Report every line in the listing that contains the string "this".

→ **SUPPLIED RECORDS**
○ ○ ○ ○ ○ ○ ○

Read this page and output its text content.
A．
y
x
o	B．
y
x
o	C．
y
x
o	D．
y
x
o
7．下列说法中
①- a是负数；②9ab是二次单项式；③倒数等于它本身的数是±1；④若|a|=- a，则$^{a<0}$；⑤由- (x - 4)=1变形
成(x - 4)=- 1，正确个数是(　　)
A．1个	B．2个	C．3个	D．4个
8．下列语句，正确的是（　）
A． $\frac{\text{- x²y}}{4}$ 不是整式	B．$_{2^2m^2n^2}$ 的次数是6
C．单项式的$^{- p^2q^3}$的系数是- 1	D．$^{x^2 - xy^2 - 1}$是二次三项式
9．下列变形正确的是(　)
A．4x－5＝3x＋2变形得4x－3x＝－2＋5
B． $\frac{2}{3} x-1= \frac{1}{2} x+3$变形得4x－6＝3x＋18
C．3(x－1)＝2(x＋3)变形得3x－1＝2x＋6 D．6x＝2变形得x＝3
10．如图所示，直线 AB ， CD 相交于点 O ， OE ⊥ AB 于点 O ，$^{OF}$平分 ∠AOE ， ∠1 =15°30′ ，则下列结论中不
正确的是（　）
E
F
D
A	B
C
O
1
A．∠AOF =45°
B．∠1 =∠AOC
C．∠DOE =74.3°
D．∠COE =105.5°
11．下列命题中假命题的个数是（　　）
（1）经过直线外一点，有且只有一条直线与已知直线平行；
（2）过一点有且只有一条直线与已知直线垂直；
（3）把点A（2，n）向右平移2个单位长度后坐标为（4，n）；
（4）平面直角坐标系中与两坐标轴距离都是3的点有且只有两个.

○ ○ ○ ○ ○ ○ ○

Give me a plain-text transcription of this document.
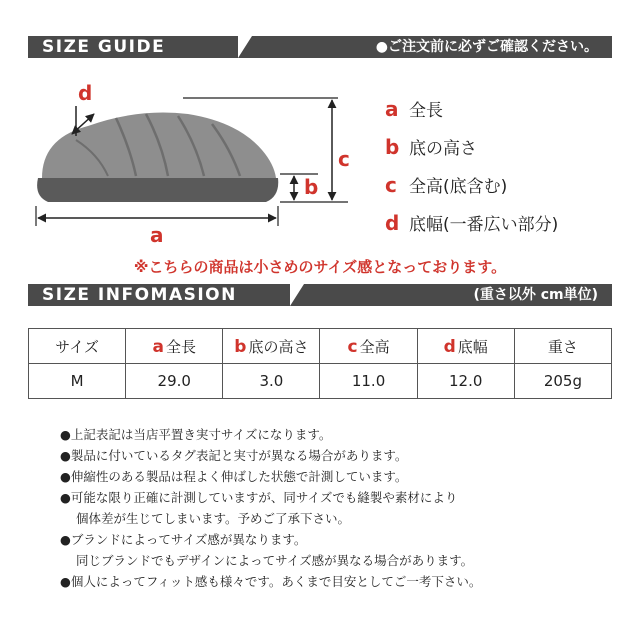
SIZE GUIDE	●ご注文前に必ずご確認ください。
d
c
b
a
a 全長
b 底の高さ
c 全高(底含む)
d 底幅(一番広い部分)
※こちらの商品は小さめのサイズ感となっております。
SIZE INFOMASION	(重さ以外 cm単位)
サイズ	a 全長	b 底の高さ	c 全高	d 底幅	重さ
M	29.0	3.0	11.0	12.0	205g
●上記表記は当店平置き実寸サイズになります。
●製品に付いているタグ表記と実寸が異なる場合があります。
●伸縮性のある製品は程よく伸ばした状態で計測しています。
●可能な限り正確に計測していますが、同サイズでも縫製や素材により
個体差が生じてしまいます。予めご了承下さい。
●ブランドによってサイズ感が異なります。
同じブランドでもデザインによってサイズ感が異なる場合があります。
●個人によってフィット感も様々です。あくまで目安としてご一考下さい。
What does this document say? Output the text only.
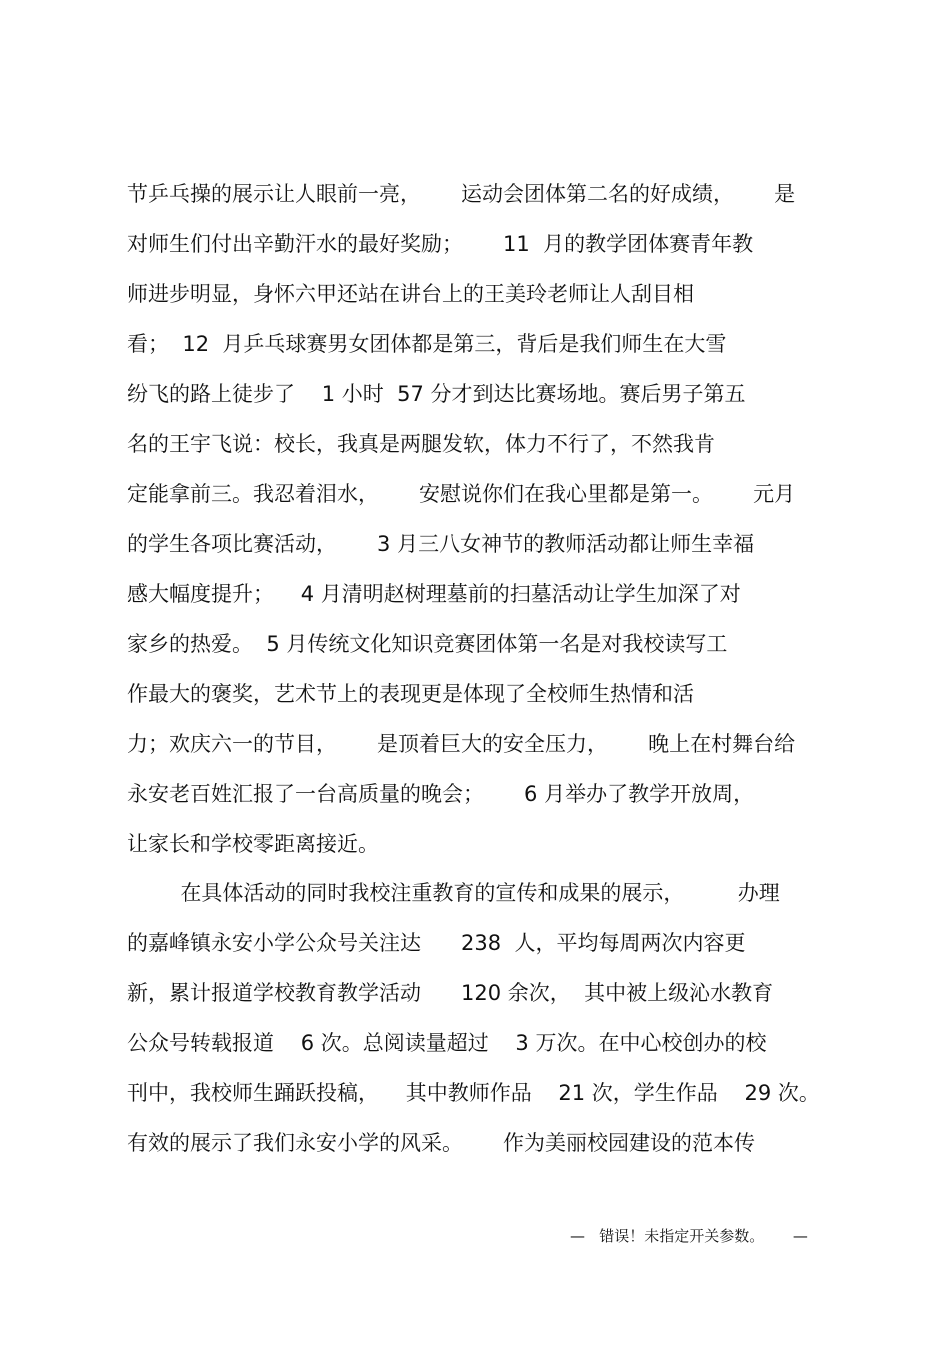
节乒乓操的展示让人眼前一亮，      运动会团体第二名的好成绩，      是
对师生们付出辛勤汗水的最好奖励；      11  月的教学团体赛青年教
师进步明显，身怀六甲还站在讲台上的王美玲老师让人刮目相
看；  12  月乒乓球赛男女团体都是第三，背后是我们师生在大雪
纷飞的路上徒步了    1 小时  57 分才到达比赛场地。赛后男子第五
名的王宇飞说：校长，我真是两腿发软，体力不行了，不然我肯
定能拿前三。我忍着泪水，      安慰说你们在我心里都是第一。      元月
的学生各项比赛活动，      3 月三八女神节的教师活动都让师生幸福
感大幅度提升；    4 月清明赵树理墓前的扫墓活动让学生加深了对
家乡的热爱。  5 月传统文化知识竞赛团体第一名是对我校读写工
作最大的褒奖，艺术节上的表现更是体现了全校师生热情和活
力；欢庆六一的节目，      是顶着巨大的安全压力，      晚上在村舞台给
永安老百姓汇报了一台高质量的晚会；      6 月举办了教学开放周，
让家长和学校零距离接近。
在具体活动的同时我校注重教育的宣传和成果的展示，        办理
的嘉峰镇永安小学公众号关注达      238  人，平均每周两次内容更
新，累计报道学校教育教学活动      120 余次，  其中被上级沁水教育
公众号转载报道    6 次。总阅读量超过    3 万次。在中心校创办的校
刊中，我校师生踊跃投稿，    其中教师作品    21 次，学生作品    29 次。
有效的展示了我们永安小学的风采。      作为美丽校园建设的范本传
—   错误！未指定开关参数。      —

○ ○ ○ ○ ○ ○ ○

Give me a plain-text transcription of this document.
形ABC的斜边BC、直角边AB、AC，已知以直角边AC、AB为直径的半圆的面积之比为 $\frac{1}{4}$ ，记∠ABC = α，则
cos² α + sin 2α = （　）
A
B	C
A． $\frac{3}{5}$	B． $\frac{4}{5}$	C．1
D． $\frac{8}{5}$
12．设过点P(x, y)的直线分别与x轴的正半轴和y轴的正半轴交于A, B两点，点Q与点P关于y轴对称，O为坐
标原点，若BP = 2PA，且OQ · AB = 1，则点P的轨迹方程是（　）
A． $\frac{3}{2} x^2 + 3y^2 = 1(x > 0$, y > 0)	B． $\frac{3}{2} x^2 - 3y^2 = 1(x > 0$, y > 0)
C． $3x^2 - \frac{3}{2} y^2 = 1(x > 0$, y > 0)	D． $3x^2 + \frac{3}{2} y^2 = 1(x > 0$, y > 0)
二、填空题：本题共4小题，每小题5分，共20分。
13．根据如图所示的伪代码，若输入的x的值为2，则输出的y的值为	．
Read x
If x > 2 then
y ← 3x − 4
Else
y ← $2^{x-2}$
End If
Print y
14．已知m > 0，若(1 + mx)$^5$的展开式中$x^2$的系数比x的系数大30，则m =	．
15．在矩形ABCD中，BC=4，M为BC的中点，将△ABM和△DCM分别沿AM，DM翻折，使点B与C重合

○ ○ ○ ○ ○ ○ ○

→ **SOLVED PROBLEM**
Read this page and output its text content.
Give me a plain-text transcription of this document.
What does this document say? Output the text only.
Give me a plain-text transcription of this document.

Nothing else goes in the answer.